Saved entries »
-- Begin --
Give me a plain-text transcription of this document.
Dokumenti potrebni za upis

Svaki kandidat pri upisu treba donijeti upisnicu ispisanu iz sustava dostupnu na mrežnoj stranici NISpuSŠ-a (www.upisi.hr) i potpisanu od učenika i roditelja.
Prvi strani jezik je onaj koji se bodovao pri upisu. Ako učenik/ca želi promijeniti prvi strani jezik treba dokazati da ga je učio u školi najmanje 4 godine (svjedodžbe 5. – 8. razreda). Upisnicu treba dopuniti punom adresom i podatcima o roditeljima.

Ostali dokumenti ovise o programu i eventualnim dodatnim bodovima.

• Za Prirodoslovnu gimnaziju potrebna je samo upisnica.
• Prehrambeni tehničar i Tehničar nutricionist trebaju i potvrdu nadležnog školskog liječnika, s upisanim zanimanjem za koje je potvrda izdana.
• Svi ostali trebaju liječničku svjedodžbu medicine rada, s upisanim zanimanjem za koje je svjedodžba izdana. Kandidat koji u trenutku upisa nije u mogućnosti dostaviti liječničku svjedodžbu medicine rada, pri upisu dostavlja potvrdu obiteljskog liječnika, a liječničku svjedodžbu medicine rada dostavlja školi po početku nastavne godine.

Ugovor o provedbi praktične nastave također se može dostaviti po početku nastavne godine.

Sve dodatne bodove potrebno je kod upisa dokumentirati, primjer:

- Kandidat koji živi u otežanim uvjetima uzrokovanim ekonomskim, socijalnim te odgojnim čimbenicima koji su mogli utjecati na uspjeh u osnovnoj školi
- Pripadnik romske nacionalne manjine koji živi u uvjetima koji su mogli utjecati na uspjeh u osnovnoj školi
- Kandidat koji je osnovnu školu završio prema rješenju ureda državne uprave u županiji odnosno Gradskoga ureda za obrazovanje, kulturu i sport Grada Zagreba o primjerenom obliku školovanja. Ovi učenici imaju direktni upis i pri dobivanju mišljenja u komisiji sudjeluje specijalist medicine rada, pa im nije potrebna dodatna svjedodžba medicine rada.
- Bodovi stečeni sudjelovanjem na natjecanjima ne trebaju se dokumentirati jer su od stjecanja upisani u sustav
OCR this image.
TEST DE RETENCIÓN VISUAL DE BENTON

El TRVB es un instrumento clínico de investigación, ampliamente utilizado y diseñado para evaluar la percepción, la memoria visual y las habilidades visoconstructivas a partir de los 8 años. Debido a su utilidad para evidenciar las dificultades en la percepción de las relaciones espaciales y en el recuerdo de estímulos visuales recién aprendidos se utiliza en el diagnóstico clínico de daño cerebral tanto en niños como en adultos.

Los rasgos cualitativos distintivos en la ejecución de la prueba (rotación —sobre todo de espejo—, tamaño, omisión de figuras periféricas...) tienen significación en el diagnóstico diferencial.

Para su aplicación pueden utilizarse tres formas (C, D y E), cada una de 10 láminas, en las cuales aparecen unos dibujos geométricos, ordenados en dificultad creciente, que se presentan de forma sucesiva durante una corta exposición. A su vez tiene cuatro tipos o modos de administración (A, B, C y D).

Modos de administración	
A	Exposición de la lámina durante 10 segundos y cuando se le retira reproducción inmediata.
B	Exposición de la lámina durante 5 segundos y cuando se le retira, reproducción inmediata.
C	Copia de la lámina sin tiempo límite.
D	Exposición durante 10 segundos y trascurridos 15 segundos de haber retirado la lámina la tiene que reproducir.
-- End --
Job » Pull out each record as written and restate it exactly.

Full answer »
Give me a plain-text transcription of this document.
Dokumenti potrebni za upis

Svaki kandidat pri upisu treba donijeti upisnicu ispisanu iz sustava dostupnu na mrežnoj stranici NISpuSŠ-a (www.upisi.hr) i potpisanu od učenika i roditelja.
Prvi strani jezik je onaj koji se bodovao pri upisu. Ako učenik/ca želi promijeniti prvi strani jezik treba dokazati da ga je učio u školi najmanje 4 godine (svjedodžbe 5. – 8. razreda). Upisnicu treba dopuniti punom adresom i podatcima o roditeljima.

Ostali dokumenti ovise o programu i eventualnim dodatnim bodovima.

• Za Prirodoslovnu gimnaziju potrebna je samo upisnica.
• Prehrambeni tehničar i Tehničar nutricionist trebaju i potvrdu nadležnog školskog liječnika, s upisanim zanimanjem za koje je potvrda izdana.
• Svi ostali trebaju liječničku svjedodžbu medicine rada, s upisanim zanimanjem za koje je svjedodžba izdana. Kandidat koji u trenutku upisa nije u mogućnosti dostaviti liječničku svjedodžbu medicine rada, pri upisu dostavlja potvrdu obiteljskog liječnika, a liječničku svjedodžbu medicine rada dostavlja školi po početku nastavne godine.

Ugovor o provedbi praktične nastave također se može dostaviti po početku nastavne godine.

Sve dodatne bodove potrebno je kod upisa dokumentirati, primjer:

- Kandidat koji živi u otežanim uvjetima uzrokovanim ekonomskim, socijalnim te odgojnim čimbenicima koji su mogli utjecati na uspjeh u osnovnoj školi
- Pripadnik romske nacionalne manjine koji živi u uvjetima koji su mogli utjecati na uspjeh u osnovnoj školi
- Kandidat koji je osnovnu školu završio prema rješenju ureda državne uprave u županiji odnosno Gradskoga ureda za obrazovanje, kulturu i sport Grada Zagreba o primjerenom obliku školovanja. Ovi učenici imaju direktni upis i pri dobivanju mišljenja u komisiji sudjeluje specijalist medicine rada, pa im nije potrebna dodatna svjedodžba medicine rada.
- Bodovi stečeni sudjelovanjem na natjecanjima ne trebaju se dokumentirati jer su od stjecanja upisani u sustav
OCR this image.
TEST DE RETENCIÓN VISUAL DE BENTON

El TRVB es un instrumento clínico de investigación, ampliamente utilizado y diseñado para evaluar la percepción, la memoria visual y las habilidades visoconstructivas a partir de los 8 años. Debido a su utilidad para evidenciar las dificultades en la percepción de las relaciones espaciales y en el recuerdo de estímulos visuales recién aprendidos se utiliza en el diagnóstico clínico de daño cerebral tanto en niños como en adultos.

Los rasgos cualitativos distintivos en la ejecución de la prueba (rotación —sobre todo de espejo—, tamaño, omisión de figuras periféricas...) tienen significación en el diagnóstico diferencial.

Para su aplicación pueden utilizarse tres formas (C, D y E), cada una de 10 láminas, en las cuales aparecen unos dibujos geométricos, ordenados en dificultad creciente, que se presentan de forma sucesiva durante una corta exposición. A su vez tiene cuatro tipos o modos de administración (A, B, C y D).

Modos de administración	
A	Exposición de la lámina durante 10 segundos y cuando se le retira reproducción inmediata.
B	Exposición de la lámina durante 5 segundos y cuando se le retira, reproducción inmediata.
C	Copia de la lámina sin tiempo límite.
D	Exposición durante 10 segundos y trascurridos 15 segundos de haber retirado la lámina la tiene que reproducir.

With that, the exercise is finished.